Exercise directions: Set down the whole listing verbatim.
-=-=-
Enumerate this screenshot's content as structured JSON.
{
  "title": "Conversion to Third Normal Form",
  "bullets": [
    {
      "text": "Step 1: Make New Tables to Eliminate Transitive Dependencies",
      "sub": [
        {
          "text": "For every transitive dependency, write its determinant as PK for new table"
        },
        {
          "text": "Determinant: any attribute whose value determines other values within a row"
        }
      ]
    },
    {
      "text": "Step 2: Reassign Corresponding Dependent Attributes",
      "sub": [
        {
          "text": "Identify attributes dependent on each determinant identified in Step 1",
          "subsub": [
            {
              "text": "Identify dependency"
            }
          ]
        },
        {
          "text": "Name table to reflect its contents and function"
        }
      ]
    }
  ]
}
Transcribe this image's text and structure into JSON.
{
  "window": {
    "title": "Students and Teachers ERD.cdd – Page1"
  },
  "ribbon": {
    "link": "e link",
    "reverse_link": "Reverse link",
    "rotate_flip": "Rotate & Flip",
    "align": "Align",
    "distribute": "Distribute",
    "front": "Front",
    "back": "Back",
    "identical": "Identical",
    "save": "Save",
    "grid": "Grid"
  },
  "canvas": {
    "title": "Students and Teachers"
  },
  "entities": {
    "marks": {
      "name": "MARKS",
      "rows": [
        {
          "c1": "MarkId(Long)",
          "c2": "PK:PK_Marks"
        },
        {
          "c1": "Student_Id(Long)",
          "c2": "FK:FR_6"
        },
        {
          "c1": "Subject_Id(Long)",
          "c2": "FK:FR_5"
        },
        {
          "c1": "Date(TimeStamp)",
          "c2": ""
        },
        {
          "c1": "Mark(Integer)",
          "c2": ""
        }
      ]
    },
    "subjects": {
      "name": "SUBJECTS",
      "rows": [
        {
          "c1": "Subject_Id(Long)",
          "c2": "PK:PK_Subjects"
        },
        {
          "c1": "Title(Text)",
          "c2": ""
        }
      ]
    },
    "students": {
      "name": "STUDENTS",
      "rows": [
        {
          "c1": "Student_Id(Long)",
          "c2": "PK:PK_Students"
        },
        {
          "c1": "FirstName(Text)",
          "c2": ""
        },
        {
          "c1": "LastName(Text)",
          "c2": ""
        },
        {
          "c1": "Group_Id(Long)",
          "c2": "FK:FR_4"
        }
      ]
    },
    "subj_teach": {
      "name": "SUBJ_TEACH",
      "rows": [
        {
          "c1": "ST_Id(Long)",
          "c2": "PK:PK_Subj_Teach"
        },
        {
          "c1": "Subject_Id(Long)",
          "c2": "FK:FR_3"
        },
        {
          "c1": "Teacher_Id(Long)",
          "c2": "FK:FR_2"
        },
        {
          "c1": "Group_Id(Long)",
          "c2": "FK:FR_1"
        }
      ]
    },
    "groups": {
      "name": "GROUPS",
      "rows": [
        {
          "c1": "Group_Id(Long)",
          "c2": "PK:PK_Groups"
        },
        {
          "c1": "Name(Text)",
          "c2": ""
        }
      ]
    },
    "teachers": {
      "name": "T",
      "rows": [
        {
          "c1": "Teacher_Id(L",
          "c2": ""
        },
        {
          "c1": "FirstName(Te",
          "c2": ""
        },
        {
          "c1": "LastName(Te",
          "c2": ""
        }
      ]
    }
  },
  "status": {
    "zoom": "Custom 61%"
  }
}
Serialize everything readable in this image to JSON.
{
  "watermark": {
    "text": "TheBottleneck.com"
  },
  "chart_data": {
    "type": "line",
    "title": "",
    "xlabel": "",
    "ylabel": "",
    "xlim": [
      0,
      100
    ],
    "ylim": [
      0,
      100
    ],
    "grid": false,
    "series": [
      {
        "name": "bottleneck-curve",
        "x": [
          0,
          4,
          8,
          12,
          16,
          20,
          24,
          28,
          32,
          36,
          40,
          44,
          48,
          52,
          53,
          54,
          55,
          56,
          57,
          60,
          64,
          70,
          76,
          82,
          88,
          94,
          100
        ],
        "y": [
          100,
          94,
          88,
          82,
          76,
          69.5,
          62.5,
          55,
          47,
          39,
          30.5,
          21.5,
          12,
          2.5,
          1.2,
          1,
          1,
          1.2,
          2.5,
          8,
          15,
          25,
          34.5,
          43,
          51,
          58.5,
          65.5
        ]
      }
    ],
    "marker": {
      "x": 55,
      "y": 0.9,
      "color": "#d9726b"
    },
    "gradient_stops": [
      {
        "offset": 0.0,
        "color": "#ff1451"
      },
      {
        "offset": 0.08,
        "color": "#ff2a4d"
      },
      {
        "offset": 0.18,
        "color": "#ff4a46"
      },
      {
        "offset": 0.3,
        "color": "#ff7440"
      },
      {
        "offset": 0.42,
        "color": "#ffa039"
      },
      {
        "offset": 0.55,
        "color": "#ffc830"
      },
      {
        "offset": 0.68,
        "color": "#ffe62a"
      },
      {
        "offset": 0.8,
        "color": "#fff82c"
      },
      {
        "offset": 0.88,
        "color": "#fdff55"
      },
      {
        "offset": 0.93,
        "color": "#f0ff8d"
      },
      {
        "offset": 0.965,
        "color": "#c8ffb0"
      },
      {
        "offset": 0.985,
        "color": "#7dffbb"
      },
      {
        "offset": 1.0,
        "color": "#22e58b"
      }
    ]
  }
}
-=-=-
The output:
Enumerate this screenshot's content as structured JSON.
{
  "title": "Conversion to Third Normal Form",
  "bullets": [
    {
      "text": "Step 1: Make New Tables to Eliminate Transitive Dependencies",
      "sub": [
        {
          "text": "For every transitive dependency, write its determinant as PK for new table"
        },
        {
          "text": "Determinant: any attribute whose value determines other values within a row"
        }
      ]
    },
    {
      "text": "Step 2: Reassign Corresponding Dependent Attributes",
      "sub": [
        {
          "text": "Identify attributes dependent on each determinant identified in Step 1",
          "subsub": [
            {
              "text": "Identify dependency"
            }
          ]
        },
        {
          "text": "Name table to reflect its contents and function"
        }
      ]
    }
  ]
}
Transcribe this image's text and structure into JSON.
{
  "window": {
    "title": "Students and Teachers ERD.cdd – Page1"
  },
  "ribbon": {
    "link": "e link",
    "reverse_link": "Reverse link",
    "rotate_flip": "Rotate & Flip",
    "align": "Align",
    "distribute": "Distribute",
    "front": "Front",
    "back": "Back",
    "identical": "Identical",
    "save": "Save",
    "grid": "Grid"
  },
  "canvas": {
    "title": "Students and Teachers"
  },
  "entities": {
    "marks": {
      "name": "MARKS",
      "rows": [
        {
          "c1": "MarkId(Long)",
          "c2": "PK:PK_Marks"
        },
        {
          "c1": "Student_Id(Long)",
          "c2": "FK:FR_6"
        },
        {
          "c1": "Subject_Id(Long)",
          "c2": "FK:FR_5"
        },
        {
          "c1": "Date(TimeStamp)",
          "c2": ""
        },
        {
          "c1": "Mark(Integer)",
          "c2": ""
        }
      ]
    },
    "subjects": {
      "name": "SUBJECTS",
      "rows": [
        {
          "c1": "Subject_Id(Long)",
          "c2": "PK:PK_Subjects"
        },
        {
          "c1": "Title(Text)",
          "c2": ""
        }
      ]
    },
    "students": {
      "name": "STUDENTS",
      "rows": [
        {
          "c1": "Student_Id(Long)",
          "c2": "PK:PK_Students"
        },
        {
          "c1": "FirstName(Text)",
          "c2": ""
        },
        {
          "c1": "LastName(Text)",
          "c2": ""
        },
        {
          "c1": "Group_Id(Long)",
          "c2": "FK:FR_4"
        }
      ]
    },
    "subj_teach": {
      "name": "SUBJ_TEACH",
      "rows": [
        {
          "c1": "ST_Id(Long)",
          "c2": "PK:PK_Subj_Teach"
        },
        {
          "c1": "Subject_Id(Long)",
          "c2": "FK:FR_3"
        },
        {
          "c1": "Teacher_Id(Long)",
          "c2": "FK:FR_2"
        },
        {
          "c1": "Group_Id(Long)",
          "c2": "FK:FR_1"
        }
      ]
    },
    "groups": {
      "name": "GROUPS",
      "rows": [
        {
          "c1": "Group_Id(Long)",
          "c2": "PK:PK_Groups"
        },
        {
          "c1": "Name(Text)",
          "c2": ""
        }
      ]
    },
    "teachers": {
      "name": "T",
      "rows": [
        {
          "c1": "Teacher_Id(L",
          "c2": ""
        },
        {
          "c1": "FirstName(Te",
          "c2": ""
        },
        {
          "c1": "LastName(Te",
          "c2": ""
        }
      ]
    }
  },
  "status": {
    "zoom": "Custom 61%"
  }
}
Serialize everything readable in this image to JSON.
{
  "watermark": {
    "text": "TheBottleneck.com"
  },
  "chart_data": {
    "type": "line",
    "title": "",
    "xlabel": "",
    "ylabel": "",
    "xlim": [
      0,
      100
    ],
    "ylim": [
      0,
      100
    ],
    "grid": false,
    "series": [
      {
        "name": "bottleneck-curve",
        "x": [
          0,
          4,
          8,
          12,
          16,
          20,
          24,
          28,
          32,
          36,
          40,
          44,
          48,
          52,
          53,
          54,
          55,
          56,
          57,
          60,
          64,
          70,
          76,
          82,
          88,
          94,
          100
        ],
        "y": [
          100,
          94,
          88,
          82,
          76,
          69.5,
          62.5,
          55,
          47,
          39,
          30.5,
          21.5,
          12,
          2.5,
          1.2,
          1,
          1,
          1.2,
          2.5,
          8,
          15,
          25,
          34.5,
          43,
          51,
          58.5,
          65.5
        ]
      }
    ],
    "marker": {
      "x": 55,
      "y": 0.9,
      "color": "#d9726b"
    },
    "gradient_stops": [
      {
        "offset": 0.0,
        "color": "#ff1451"
      },
      {
        "offset": 0.08,
        "color": "#ff2a4d"
      },
      {
        "offset": 0.18,
        "color": "#ff4a46"
      },
      {
        "offset": 0.3,
        "color": "#ff7440"
      },
      {
        "offset": 0.42,
        "color": "#ffa039"
      },
      {
        "offset": 0.55,
        "color": "#ffc830"
      },
      {
        "offset": 0.68,
        "color": "#ffe62a"
      },
      {
        "offset": 0.8,
        "color": "#fff82c"
      },
      {
        "offset": 0.88,
        "color": "#fdff55"
      },
      {
        "offset": 0.93,
        "color": "#f0ff8d"
      },
      {
        "offset": 0.965,
        "color": "#c8ffb0"
      },
      {
        "offset": 0.985,
        "color": "#7dffbb"
      },
      {
        "offset": 1.0,
        "color": "#22e58b"
      }
    ]
  }
}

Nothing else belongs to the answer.